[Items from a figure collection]
-=-=-=-=-

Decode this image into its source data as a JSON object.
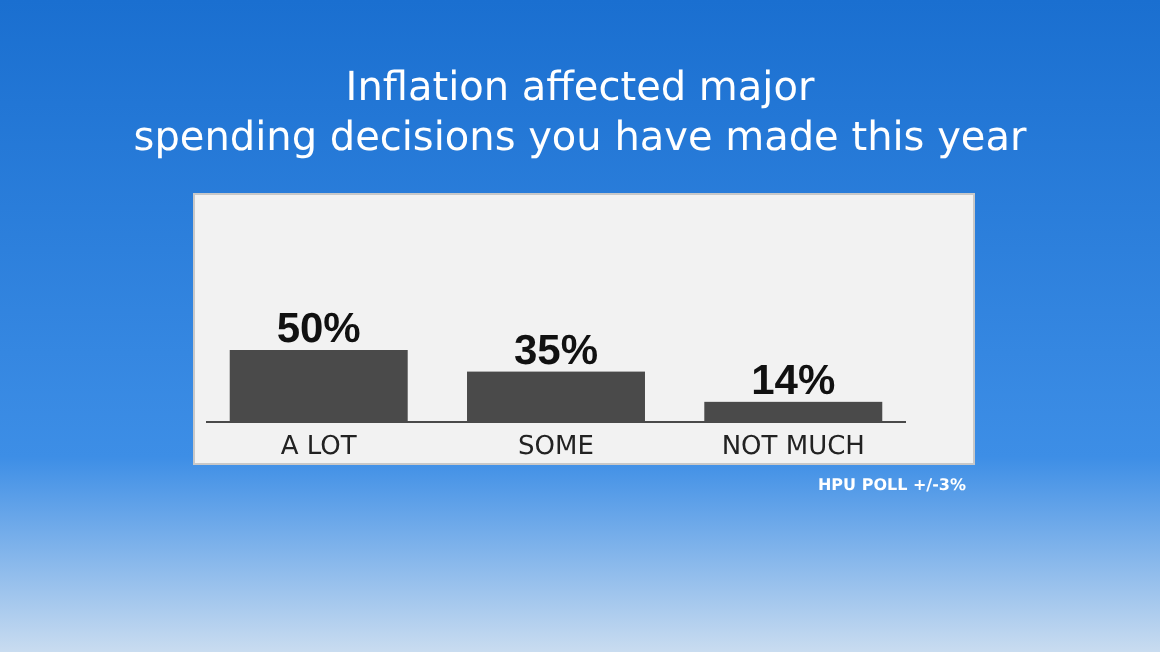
{
  "chart_data": {
    "type": "bar",
    "title": "Inflation affected major spending decisions you have made this year",
    "categories": [
      "A LOT",
      "SOME",
      "NOT MUCH"
    ],
    "values": [
      50,
      35,
      14
    ],
    "value_labels": [
      "50%",
      "35%",
      "14%"
    ],
    "color": "#4a4a4a",
    "annotations": [
      "HPU POLL +/-3%"
    ]
  }
}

-=-=-=-=-

Show every line from the listing above in which the string "this" appears.

## REPLY TO THE TASK
Decode this image into its source data as a JSON object.
    "title": "Inflation affected major spending decisions you have made this year",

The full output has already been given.